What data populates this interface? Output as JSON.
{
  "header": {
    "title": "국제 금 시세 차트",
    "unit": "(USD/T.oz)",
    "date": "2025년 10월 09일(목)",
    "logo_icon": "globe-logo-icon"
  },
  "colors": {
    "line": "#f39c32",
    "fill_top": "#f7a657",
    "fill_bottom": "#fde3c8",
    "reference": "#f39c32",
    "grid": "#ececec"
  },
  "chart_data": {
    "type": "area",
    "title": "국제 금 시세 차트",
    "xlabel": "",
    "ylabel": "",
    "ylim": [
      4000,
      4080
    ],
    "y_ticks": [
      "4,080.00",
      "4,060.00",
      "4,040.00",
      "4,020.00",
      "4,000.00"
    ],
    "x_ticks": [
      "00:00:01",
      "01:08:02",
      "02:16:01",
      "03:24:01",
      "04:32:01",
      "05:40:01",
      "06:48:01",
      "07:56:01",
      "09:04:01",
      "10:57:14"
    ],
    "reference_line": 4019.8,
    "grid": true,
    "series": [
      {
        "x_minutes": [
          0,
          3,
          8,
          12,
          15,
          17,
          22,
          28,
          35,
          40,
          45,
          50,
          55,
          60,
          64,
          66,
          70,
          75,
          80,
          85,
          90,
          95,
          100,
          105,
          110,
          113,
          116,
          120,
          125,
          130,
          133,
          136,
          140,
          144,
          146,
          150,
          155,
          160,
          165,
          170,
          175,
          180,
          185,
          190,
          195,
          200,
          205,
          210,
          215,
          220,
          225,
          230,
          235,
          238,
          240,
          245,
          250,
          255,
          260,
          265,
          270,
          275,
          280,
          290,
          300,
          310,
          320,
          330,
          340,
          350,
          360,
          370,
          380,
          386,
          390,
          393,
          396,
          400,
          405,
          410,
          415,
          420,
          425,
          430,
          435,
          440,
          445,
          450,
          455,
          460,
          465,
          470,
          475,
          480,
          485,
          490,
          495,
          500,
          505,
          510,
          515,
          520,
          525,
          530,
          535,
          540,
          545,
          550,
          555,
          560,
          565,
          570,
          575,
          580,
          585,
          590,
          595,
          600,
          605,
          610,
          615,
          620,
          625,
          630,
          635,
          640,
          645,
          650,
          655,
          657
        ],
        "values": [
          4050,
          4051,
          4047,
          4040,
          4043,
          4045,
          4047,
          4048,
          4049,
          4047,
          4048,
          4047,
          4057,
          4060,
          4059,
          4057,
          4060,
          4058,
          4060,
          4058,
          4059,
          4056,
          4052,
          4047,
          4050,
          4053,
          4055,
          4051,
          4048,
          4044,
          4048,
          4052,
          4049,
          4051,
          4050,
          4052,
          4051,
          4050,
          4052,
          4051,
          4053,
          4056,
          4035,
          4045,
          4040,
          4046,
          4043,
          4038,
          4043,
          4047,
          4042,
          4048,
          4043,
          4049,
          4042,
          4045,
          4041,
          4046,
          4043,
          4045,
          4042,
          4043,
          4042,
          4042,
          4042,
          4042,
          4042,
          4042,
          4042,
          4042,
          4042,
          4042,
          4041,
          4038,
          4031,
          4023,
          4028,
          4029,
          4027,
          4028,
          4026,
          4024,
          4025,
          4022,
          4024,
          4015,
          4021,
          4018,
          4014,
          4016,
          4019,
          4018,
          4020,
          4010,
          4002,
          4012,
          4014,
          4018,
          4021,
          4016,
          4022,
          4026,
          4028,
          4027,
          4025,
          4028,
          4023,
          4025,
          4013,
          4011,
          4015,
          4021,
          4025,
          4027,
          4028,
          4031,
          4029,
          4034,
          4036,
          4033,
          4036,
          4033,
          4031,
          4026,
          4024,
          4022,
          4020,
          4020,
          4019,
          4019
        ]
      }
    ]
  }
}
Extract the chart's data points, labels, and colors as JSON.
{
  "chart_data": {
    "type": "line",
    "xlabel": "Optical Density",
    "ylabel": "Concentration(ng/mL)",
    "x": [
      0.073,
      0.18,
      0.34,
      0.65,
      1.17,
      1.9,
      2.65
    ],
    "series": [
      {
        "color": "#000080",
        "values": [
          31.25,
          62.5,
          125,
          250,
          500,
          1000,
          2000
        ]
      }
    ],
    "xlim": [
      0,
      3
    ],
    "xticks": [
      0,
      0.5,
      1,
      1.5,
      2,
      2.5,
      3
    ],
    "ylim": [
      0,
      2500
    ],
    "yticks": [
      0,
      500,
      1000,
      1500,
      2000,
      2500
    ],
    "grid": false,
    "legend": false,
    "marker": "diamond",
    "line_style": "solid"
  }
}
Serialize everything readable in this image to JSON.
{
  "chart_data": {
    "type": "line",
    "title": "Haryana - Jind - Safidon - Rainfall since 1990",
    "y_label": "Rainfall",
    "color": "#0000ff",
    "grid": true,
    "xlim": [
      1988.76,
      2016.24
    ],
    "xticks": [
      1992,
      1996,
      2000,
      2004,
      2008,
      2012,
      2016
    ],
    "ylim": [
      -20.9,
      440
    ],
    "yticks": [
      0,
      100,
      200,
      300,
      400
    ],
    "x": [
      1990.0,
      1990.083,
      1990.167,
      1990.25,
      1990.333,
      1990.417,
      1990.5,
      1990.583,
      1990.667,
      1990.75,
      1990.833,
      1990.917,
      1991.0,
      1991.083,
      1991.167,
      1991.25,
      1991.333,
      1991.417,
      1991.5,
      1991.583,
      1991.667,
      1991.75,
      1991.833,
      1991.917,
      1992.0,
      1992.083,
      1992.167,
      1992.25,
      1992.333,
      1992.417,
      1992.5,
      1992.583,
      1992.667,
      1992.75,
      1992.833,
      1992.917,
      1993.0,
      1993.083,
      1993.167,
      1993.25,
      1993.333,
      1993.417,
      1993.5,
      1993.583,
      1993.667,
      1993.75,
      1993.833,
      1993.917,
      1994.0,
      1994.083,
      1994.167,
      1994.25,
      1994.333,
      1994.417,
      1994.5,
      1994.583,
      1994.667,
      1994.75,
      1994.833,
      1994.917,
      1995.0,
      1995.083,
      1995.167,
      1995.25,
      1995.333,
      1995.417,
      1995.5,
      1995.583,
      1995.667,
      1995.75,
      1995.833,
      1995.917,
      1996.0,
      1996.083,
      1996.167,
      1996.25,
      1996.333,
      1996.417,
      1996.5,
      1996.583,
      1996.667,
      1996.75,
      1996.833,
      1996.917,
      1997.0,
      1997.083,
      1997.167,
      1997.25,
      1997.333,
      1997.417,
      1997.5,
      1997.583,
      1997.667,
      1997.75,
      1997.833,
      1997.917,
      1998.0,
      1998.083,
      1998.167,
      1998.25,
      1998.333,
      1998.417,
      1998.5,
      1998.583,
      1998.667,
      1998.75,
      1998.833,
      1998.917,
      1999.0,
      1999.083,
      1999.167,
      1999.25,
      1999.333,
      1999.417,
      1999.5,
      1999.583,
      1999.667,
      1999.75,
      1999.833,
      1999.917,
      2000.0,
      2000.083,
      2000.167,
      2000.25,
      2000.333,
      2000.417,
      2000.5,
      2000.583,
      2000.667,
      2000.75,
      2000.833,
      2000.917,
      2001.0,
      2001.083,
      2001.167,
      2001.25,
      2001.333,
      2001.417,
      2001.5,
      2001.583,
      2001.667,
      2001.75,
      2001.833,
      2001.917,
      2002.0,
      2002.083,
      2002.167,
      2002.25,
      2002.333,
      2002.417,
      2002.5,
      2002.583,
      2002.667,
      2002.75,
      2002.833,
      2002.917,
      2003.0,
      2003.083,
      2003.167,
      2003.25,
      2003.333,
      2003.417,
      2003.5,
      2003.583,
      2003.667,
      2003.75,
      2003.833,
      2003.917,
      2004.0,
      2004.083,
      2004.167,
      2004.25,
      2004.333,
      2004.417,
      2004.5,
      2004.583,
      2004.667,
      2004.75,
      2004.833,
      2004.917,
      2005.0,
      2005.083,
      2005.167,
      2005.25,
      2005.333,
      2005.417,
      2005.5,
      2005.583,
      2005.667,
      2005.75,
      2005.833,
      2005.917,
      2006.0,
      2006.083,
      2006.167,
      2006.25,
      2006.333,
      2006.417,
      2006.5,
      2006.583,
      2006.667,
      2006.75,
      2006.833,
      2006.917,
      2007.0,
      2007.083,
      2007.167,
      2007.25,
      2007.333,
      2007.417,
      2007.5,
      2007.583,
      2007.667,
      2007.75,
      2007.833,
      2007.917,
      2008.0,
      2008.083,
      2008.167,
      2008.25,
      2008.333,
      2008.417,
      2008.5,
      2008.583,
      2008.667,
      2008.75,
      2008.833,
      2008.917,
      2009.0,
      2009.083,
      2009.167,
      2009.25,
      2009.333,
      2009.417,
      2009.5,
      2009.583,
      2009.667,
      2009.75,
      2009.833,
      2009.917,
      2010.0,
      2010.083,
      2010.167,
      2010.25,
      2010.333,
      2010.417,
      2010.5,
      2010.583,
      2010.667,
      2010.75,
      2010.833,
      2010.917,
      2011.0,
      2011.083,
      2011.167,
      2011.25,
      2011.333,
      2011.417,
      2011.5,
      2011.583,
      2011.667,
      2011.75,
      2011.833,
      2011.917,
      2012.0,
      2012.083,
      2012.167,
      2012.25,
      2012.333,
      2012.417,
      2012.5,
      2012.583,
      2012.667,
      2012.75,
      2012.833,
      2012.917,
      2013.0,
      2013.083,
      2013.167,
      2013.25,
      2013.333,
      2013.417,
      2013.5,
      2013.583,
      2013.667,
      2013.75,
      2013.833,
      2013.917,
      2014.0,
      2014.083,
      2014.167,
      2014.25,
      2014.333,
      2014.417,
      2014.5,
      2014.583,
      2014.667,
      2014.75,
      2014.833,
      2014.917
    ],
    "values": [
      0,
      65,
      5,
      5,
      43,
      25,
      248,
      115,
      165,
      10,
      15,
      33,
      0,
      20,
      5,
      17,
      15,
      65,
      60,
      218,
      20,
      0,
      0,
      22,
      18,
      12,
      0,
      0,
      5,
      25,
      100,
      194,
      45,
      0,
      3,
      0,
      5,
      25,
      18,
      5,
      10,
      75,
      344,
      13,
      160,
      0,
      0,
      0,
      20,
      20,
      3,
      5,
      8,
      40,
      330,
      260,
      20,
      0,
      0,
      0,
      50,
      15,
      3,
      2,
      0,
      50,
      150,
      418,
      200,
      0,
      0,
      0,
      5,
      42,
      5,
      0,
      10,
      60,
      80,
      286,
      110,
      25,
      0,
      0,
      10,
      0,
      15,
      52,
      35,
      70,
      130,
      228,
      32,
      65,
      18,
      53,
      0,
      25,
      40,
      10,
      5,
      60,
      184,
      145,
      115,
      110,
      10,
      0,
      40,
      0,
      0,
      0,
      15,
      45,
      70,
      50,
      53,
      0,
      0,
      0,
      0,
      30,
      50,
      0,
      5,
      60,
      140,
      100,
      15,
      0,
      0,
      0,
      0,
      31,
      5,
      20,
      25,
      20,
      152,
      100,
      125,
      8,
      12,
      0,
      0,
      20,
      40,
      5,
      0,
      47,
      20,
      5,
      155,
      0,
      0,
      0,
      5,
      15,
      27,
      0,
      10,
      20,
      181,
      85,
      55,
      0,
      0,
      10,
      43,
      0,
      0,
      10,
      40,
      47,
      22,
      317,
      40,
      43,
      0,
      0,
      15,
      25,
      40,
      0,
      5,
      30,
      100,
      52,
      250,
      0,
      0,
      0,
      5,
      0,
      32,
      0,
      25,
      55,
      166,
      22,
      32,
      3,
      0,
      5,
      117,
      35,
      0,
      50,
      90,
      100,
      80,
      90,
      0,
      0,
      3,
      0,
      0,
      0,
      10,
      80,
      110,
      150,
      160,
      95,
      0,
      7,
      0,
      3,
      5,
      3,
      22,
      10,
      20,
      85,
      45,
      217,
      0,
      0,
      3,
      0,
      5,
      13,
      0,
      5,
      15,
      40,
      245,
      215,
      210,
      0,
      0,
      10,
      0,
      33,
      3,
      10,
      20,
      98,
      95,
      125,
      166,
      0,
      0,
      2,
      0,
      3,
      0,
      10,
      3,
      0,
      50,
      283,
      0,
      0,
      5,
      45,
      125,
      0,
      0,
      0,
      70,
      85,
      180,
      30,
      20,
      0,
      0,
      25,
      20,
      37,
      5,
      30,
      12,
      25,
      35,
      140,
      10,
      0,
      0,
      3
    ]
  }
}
****************
§ **Written exercise**
Only lines with "grid" are wanted here; list each of them.

§ **Result below**
    "grid": "#ececec"
    "grid": true,
    "grid": false,
    "grid": true,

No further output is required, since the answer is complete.